• [Saved entries]:
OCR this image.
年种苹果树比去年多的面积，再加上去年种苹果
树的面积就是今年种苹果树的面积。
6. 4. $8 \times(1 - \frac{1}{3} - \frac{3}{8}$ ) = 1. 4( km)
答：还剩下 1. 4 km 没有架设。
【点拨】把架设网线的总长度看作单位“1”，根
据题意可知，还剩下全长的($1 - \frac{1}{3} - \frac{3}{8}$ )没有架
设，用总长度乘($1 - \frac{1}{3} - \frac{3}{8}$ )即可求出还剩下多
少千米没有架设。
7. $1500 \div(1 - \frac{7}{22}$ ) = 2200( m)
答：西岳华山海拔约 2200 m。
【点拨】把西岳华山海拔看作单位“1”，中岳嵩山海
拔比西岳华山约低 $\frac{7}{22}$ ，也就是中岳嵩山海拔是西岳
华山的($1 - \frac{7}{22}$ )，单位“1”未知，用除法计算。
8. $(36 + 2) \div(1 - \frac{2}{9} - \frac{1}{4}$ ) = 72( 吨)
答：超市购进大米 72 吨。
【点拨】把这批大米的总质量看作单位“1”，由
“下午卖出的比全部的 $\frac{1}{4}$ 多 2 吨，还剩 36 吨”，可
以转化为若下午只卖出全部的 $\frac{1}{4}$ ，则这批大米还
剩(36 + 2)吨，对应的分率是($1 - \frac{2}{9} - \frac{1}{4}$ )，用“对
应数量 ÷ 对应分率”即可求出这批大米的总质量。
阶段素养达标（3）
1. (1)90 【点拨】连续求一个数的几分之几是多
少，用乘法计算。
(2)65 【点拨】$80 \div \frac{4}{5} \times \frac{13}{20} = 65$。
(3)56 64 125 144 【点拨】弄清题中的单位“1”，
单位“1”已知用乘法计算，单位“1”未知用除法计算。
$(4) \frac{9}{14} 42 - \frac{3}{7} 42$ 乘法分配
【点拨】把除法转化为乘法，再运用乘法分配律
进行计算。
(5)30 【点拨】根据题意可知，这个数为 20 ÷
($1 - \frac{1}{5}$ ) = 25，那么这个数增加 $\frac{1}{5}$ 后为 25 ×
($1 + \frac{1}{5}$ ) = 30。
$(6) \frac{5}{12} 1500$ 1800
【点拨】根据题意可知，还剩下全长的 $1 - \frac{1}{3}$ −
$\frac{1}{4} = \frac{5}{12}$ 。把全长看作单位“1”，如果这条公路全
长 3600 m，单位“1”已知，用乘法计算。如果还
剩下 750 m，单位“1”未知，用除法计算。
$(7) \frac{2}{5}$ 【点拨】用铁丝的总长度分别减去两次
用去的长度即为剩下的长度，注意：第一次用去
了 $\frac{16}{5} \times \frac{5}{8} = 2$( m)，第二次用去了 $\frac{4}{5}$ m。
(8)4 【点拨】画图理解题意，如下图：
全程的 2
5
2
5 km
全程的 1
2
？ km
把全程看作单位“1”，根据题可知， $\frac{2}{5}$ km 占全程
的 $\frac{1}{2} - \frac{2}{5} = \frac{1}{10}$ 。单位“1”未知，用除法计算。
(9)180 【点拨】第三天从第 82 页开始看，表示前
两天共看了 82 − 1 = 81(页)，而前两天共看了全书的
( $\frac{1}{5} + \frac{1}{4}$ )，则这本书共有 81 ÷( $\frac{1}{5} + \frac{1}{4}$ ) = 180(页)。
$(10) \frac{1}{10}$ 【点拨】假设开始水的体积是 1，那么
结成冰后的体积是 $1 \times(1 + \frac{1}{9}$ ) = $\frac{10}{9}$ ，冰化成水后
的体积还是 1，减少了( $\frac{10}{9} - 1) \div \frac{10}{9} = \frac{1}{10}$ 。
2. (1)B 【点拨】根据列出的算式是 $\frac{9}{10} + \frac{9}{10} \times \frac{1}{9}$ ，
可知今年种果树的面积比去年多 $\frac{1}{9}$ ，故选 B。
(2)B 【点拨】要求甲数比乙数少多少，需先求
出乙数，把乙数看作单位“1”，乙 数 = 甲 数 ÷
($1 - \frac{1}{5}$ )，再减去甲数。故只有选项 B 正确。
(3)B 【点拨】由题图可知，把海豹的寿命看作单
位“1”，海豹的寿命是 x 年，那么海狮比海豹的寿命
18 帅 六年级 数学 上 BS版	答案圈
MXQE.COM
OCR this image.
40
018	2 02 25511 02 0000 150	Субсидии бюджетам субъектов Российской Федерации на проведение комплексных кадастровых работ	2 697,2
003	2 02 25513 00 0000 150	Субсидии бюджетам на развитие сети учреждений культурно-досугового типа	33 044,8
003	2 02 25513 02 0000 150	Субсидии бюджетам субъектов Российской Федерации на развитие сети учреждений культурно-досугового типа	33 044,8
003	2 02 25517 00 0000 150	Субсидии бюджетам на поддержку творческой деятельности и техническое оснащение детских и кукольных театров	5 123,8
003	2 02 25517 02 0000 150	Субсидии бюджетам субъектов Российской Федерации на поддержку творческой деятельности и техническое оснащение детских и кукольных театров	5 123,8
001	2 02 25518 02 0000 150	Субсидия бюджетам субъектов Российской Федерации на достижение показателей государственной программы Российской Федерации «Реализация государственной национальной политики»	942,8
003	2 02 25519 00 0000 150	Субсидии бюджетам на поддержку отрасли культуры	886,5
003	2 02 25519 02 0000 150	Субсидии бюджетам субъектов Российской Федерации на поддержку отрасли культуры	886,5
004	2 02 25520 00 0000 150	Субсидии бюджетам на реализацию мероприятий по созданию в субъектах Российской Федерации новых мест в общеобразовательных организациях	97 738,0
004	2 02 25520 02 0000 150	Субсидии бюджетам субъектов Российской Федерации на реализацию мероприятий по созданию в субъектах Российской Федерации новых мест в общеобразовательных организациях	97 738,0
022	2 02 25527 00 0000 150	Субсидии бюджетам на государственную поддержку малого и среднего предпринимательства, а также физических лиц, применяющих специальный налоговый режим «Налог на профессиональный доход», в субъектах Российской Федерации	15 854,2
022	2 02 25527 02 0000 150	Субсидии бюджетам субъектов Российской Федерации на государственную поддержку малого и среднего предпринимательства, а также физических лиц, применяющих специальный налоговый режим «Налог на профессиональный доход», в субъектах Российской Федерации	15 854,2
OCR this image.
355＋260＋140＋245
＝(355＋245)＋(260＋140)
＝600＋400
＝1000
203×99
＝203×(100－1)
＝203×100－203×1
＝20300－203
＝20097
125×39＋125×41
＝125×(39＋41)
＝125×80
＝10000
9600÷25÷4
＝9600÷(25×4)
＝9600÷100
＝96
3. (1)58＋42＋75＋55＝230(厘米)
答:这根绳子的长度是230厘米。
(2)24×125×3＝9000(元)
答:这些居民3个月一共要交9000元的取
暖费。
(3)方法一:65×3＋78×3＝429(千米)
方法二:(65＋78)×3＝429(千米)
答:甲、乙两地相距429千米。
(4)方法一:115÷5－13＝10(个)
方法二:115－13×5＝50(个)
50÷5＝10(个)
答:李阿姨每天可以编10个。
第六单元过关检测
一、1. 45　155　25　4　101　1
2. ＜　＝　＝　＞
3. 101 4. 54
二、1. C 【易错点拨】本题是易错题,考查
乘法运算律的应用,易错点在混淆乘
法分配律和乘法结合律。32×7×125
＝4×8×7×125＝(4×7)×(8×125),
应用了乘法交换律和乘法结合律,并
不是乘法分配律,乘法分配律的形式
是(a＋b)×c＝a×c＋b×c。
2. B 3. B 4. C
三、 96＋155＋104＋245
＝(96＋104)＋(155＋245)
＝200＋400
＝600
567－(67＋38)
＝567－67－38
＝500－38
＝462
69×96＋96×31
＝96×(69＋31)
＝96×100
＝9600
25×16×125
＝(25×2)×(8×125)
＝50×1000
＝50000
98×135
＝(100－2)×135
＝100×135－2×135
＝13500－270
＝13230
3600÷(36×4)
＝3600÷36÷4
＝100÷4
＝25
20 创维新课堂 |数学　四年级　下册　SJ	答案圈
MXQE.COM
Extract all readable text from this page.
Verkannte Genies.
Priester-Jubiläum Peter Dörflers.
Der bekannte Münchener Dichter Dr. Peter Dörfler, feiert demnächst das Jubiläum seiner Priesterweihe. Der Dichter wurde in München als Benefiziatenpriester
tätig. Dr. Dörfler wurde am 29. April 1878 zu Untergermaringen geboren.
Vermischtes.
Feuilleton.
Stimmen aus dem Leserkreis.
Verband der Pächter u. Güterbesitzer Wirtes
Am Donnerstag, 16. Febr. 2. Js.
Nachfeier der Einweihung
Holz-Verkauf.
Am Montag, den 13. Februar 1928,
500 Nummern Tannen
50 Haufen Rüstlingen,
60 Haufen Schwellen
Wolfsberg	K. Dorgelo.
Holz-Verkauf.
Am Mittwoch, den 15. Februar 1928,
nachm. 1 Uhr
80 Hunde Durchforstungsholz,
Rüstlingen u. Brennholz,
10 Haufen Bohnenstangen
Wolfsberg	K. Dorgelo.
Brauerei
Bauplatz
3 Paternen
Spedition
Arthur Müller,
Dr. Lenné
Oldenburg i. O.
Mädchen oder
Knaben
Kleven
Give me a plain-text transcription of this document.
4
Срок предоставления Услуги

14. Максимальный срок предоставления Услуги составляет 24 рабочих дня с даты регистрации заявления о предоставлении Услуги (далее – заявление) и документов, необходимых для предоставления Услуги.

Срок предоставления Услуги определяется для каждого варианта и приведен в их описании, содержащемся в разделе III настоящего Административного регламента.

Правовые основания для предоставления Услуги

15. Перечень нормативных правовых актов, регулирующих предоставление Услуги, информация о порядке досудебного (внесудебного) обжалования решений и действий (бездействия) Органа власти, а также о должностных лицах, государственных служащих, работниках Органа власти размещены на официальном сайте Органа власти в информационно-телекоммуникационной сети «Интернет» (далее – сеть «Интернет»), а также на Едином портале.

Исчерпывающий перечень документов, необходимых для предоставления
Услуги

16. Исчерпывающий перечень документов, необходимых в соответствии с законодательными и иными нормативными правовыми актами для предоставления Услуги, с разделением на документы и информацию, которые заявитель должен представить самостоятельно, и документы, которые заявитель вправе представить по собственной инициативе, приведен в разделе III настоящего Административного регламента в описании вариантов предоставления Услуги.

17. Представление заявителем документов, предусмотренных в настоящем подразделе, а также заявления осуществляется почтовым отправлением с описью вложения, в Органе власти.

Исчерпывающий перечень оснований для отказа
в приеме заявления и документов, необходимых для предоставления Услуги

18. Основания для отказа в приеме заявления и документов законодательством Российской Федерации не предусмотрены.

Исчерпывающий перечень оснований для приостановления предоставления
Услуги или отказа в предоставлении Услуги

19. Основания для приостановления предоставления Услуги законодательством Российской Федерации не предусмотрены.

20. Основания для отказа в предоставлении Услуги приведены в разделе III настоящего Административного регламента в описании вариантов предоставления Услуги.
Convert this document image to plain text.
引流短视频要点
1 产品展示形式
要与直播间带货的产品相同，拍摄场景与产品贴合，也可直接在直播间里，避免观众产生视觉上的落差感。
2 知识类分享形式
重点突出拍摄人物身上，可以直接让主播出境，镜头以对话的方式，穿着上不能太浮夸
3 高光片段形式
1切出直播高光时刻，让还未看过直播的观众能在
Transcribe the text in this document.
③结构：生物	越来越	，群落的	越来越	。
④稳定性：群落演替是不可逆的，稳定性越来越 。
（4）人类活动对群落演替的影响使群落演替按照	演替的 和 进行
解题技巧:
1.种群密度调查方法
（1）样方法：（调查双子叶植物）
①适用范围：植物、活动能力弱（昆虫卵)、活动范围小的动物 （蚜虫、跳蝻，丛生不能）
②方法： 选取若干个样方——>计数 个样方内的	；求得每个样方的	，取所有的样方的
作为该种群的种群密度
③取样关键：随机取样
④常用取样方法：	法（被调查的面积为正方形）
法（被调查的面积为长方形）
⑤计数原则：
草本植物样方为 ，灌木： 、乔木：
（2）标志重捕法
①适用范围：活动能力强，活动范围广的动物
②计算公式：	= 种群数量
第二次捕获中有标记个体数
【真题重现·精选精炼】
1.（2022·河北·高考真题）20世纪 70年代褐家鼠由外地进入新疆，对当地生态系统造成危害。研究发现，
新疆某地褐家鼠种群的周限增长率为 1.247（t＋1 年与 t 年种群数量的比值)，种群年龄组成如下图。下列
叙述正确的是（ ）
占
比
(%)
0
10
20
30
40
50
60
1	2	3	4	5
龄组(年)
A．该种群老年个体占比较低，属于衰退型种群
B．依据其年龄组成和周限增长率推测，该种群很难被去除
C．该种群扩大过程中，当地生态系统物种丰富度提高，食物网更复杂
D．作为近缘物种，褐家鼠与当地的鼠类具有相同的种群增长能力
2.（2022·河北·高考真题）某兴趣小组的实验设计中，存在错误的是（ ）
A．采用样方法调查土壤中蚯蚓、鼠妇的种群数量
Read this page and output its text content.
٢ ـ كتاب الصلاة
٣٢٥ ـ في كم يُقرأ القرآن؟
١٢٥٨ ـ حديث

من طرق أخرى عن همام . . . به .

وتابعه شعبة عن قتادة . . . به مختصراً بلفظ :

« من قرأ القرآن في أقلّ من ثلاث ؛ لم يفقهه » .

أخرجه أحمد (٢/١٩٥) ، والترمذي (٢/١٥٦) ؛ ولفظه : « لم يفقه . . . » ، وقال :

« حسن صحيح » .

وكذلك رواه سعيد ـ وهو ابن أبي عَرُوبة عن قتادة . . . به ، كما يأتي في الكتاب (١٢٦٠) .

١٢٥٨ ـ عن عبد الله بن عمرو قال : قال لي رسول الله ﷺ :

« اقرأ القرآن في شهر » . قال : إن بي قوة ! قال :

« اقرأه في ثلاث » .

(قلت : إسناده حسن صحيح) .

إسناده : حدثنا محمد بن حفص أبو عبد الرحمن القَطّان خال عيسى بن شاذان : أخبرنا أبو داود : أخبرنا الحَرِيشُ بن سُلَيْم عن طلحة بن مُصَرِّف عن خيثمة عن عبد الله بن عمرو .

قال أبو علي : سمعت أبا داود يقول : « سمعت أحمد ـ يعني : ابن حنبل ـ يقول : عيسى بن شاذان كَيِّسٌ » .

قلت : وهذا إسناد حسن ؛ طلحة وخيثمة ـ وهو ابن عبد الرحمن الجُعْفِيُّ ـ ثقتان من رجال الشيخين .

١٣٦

• [STATED EXERCISE]: Compute how many lines include the string "организациях", then give that number by itself.

• [RESPONSE]: 2